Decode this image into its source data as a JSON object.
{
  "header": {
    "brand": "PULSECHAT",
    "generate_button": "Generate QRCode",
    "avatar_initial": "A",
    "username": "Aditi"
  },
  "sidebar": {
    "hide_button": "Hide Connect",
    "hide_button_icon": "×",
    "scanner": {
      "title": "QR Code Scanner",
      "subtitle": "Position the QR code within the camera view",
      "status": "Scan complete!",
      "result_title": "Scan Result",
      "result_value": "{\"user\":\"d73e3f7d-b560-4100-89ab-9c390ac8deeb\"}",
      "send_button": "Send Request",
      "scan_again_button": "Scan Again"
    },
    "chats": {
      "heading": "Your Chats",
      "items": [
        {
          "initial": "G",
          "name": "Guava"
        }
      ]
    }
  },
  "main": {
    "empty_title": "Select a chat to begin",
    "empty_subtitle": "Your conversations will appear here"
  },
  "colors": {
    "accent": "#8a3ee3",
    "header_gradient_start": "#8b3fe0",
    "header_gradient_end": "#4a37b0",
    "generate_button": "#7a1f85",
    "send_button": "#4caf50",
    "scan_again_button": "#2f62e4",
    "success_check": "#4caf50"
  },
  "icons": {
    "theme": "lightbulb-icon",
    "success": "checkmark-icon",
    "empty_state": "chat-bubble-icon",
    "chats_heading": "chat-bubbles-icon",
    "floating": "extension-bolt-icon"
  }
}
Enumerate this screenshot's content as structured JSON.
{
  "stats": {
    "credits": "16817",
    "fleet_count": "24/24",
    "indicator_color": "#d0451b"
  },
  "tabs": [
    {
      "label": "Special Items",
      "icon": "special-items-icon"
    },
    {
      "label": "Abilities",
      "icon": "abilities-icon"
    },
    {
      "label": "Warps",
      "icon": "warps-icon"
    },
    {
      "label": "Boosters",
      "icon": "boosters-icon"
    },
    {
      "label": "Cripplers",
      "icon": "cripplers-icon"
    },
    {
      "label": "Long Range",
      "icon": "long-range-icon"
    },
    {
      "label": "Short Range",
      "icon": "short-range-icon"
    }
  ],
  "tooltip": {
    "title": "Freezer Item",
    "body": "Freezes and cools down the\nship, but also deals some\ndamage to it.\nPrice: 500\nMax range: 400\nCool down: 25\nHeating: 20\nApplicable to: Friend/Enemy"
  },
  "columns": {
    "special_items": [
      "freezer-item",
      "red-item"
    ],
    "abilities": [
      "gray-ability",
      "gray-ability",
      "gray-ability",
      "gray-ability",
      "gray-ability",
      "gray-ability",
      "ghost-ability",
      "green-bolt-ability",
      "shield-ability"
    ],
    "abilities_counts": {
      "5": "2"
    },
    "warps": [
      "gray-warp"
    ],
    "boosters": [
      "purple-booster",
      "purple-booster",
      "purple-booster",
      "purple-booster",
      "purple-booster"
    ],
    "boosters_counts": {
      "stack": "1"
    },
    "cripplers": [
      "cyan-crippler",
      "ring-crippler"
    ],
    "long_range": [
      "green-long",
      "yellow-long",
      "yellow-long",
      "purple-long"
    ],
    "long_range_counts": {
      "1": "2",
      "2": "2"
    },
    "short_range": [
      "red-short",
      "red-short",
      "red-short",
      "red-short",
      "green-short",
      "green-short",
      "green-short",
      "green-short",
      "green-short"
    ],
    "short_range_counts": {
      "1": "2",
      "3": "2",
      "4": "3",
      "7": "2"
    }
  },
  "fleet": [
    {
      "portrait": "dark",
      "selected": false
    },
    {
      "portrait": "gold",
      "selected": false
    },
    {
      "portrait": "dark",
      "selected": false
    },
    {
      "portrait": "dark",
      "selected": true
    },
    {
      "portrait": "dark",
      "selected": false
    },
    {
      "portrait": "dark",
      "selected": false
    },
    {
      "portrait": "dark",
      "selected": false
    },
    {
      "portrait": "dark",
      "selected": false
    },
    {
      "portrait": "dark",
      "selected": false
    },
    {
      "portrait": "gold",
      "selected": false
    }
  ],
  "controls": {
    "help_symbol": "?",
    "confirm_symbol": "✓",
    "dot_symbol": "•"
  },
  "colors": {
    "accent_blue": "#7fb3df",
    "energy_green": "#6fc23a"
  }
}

========================================================================

**WHAT IS REQUIRED:**
Produce an exact copy of the whole listing.

**OUTPUT:**
Decode this image into its source data as a JSON object.
{
  "header": {
    "brand": "PULSECHAT",
    "generate_button": "Generate QRCode",
    "avatar_initial": "A",
    "username": "Aditi"
  },
  "sidebar": {
    "hide_button": "Hide Connect",
    "hide_button_icon": "×",
    "scanner": {
      "title": "QR Code Scanner",
      "subtitle": "Position the QR code within the camera view",
      "status": "Scan complete!",
      "result_title": "Scan Result",
      "result_value": "{\"user\":\"d73e3f7d-b560-4100-89ab-9c390ac8deeb\"}",
      "send_button": "Send Request",
      "scan_again_button": "Scan Again"
    },
    "chats": {
      "heading": "Your Chats",
      "items": [
        {
          "initial": "G",
          "name": "Guava"
        }
      ]
    }
  },
  "main": {
    "empty_title": "Select a chat to begin",
    "empty_subtitle": "Your conversations will appear here"
  },
  "colors": {
    "accent": "#8a3ee3",
    "header_gradient_start": "#8b3fe0",
    "header_gradient_end": "#4a37b0",
    "generate_button": "#7a1f85",
    "send_button": "#4caf50",
    "scan_again_button": "#2f62e4",
    "success_check": "#4caf50"
  },
  "icons": {
    "theme": "lightbulb-icon",
    "success": "checkmark-icon",
    "empty_state": "chat-bubble-icon",
    "chats_heading": "chat-bubbles-icon",
    "floating": "extension-bolt-icon"
  }
}
Enumerate this screenshot's content as structured JSON.
{
  "stats": {
    "credits": "16817",
    "fleet_count": "24/24",
    "indicator_color": "#d0451b"
  },
  "tabs": [
    {
      "label": "Special Items",
      "icon": "special-items-icon"
    },
    {
      "label": "Abilities",
      "icon": "abilities-icon"
    },
    {
      "label": "Warps",
      "icon": "warps-icon"
    },
    {
      "label": "Boosters",
      "icon": "boosters-icon"
    },
    {
      "label": "Cripplers",
      "icon": "cripplers-icon"
    },
    {
      "label": "Long Range",
      "icon": "long-range-icon"
    },
    {
      "label": "Short Range",
      "icon": "short-range-icon"
    }
  ],
  "tooltip": {
    "title": "Freezer Item",
    "body": "Freezes and cools down the\nship, but also deals some\ndamage to it.\nPrice: 500\nMax range: 400\nCool down: 25\nHeating: 20\nApplicable to: Friend/Enemy"
  },
  "columns": {
    "special_items": [
      "freezer-item",
      "red-item"
    ],
    "abilities": [
      "gray-ability",
      "gray-ability",
      "gray-ability",
      "gray-ability",
      "gray-ability",
      "gray-ability",
      "ghost-ability",
      "green-bolt-ability",
      "shield-ability"
    ],
    "abilities_counts": {
      "5": "2"
    },
    "warps": [
      "gray-warp"
    ],
    "boosters": [
      "purple-booster",
      "purple-booster",
      "purple-booster",
      "purple-booster",
      "purple-booster"
    ],
    "boosters_counts": {
      "stack": "1"
    },
    "cripplers": [
      "cyan-crippler",
      "ring-crippler"
    ],
    "long_range": [
      "green-long",
      "yellow-long",
      "yellow-long",
      "purple-long"
    ],
    "long_range_counts": {
      "1": "2",
      "2": "2"
    },
    "short_range": [
      "red-short",
      "red-short",
      "red-short",
      "red-short",
      "green-short",
      "green-short",
      "green-short",
      "green-short",
      "green-short"
    ],
    "short_range_counts": {
      "1": "2",
      "3": "2",
      "4": "3",
      "7": "2"
    }
  },
  "fleet": [
    {
      "portrait": "dark",
      "selected": false
    },
    {
      "portrait": "gold",
      "selected": false
    },
    {
      "portrait": "dark",
      "selected": false
    },
    {
      "portrait": "dark",
      "selected": true
    },
    {
      "portrait": "dark",
      "selected": false
    },
    {
      "portrait": "dark",
      "selected": false
    },
    {
      "portrait": "dark",
      "selected": false
    },
    {
      "portrait": "dark",
      "selected": false
    },
    {
      "portrait": "dark",
      "selected": false
    },
    {
      "portrait": "gold",
      "selected": false
    }
  ],
  "controls": {
    "help_symbol": "?",
    "confirm_symbol": "✓",
    "dot_symbol": "•"
  },
  "colors": {
    "accent_blue": "#7fb3df",
    "energy_green": "#6fc23a"
  }
}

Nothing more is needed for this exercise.